_Collection entries_:
|---|
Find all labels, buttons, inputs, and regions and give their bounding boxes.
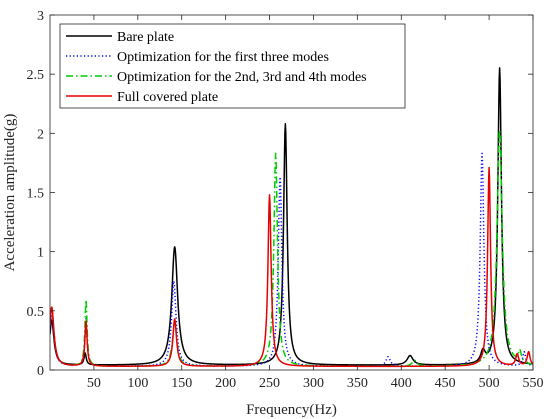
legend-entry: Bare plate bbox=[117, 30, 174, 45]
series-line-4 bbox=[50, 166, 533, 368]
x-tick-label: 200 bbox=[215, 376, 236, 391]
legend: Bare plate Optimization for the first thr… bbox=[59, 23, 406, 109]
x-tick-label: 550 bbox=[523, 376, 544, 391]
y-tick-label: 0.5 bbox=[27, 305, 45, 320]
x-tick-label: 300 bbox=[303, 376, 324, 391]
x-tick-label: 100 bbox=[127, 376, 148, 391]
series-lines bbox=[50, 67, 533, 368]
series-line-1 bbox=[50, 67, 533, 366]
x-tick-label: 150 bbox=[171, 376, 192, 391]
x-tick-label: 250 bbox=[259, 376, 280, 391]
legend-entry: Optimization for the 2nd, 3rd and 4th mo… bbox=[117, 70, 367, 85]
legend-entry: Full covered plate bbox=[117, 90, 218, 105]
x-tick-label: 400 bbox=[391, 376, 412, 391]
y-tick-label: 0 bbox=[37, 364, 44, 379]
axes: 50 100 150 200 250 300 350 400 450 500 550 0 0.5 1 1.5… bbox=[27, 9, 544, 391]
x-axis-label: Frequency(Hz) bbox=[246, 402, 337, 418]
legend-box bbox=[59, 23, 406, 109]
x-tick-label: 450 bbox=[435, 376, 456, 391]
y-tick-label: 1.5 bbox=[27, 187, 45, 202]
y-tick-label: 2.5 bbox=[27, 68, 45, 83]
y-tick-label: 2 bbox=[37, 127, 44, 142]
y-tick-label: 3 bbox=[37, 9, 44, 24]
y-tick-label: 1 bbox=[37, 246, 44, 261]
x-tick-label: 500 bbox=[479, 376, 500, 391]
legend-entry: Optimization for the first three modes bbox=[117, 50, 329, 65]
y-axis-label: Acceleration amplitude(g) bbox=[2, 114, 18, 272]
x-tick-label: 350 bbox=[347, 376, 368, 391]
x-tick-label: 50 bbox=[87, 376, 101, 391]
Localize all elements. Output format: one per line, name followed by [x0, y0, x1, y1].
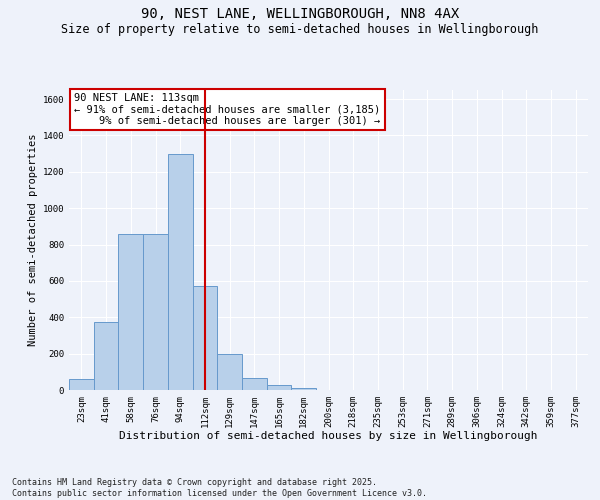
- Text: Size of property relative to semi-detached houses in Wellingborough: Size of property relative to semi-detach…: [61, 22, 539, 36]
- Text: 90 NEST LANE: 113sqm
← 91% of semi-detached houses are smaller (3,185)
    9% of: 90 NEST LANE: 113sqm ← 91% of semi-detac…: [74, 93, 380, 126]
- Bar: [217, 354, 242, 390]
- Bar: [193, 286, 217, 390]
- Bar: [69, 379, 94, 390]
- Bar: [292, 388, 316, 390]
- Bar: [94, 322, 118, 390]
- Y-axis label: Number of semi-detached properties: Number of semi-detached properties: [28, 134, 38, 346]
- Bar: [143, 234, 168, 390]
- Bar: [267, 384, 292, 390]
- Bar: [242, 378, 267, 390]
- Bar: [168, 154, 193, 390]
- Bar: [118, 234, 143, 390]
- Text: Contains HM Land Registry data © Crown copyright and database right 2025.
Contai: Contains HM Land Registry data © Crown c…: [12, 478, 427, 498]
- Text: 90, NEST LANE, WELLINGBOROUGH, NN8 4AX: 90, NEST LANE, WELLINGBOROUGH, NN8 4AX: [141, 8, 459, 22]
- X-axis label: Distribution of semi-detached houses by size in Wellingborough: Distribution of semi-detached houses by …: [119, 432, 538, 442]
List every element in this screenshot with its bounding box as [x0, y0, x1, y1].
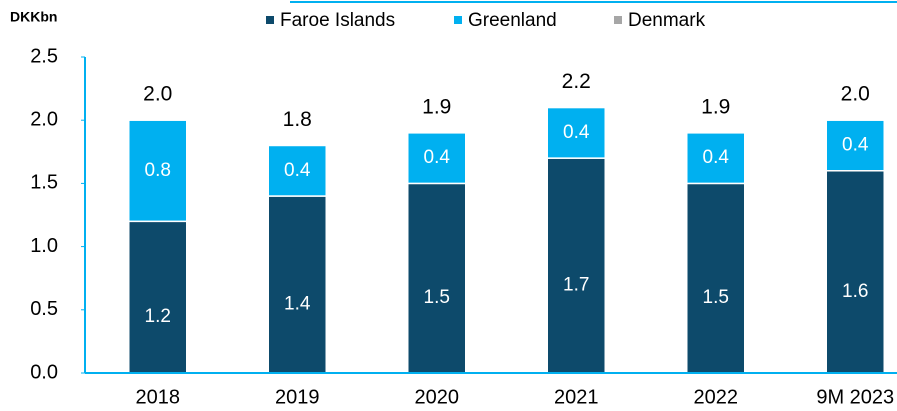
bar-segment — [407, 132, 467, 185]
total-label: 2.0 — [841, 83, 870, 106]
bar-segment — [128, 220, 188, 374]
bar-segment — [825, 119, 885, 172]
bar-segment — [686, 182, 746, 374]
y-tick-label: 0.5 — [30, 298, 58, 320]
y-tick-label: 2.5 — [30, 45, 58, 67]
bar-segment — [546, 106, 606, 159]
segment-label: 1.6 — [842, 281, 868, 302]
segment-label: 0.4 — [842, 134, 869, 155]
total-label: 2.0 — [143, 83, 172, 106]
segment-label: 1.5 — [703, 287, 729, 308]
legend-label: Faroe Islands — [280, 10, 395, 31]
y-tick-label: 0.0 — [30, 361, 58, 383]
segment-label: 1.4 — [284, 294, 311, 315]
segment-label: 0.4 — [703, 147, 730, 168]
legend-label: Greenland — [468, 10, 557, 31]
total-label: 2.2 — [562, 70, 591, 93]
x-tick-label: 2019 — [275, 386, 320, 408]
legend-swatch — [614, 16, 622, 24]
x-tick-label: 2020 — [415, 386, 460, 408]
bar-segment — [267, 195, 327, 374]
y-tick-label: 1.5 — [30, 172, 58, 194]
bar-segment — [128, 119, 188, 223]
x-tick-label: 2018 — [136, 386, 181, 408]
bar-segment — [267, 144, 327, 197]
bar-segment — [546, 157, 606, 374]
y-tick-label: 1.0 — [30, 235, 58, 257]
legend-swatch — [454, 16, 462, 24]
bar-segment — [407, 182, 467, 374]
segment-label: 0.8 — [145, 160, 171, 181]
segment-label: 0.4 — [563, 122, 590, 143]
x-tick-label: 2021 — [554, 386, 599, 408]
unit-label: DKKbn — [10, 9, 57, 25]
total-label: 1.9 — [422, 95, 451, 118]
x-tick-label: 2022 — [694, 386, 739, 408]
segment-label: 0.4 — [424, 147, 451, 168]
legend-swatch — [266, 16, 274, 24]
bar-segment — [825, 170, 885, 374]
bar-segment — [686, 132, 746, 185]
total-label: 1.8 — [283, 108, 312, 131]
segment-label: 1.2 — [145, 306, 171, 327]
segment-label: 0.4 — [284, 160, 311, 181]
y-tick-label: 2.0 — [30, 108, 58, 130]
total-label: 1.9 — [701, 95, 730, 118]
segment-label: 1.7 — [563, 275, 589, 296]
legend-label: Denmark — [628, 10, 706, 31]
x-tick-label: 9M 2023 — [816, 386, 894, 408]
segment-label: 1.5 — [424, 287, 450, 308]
|---|
_PROBLEM TO SOLVE_:
Turn the entries from the line with "legend-entry: Bare plate" through the line with "x-tick-label: 550 bbox=[523, 376, 544, 391]", both included, into a numbered list, leaving out any blank lines.

_SOLUTION_:
1. legend-entry: Bare plate bbox=[117, 30, 174, 45]
2. series-line-4 bbox=[50, 166, 533, 368]
3. x-tick-label: 200 bbox=[215, 376, 236, 391]
4. legend: Bare plate Optimization for the first thr… bbox=[59, 23, 406, 109]
5. x-tick-label: 550 bbox=[523, 376, 544, 391]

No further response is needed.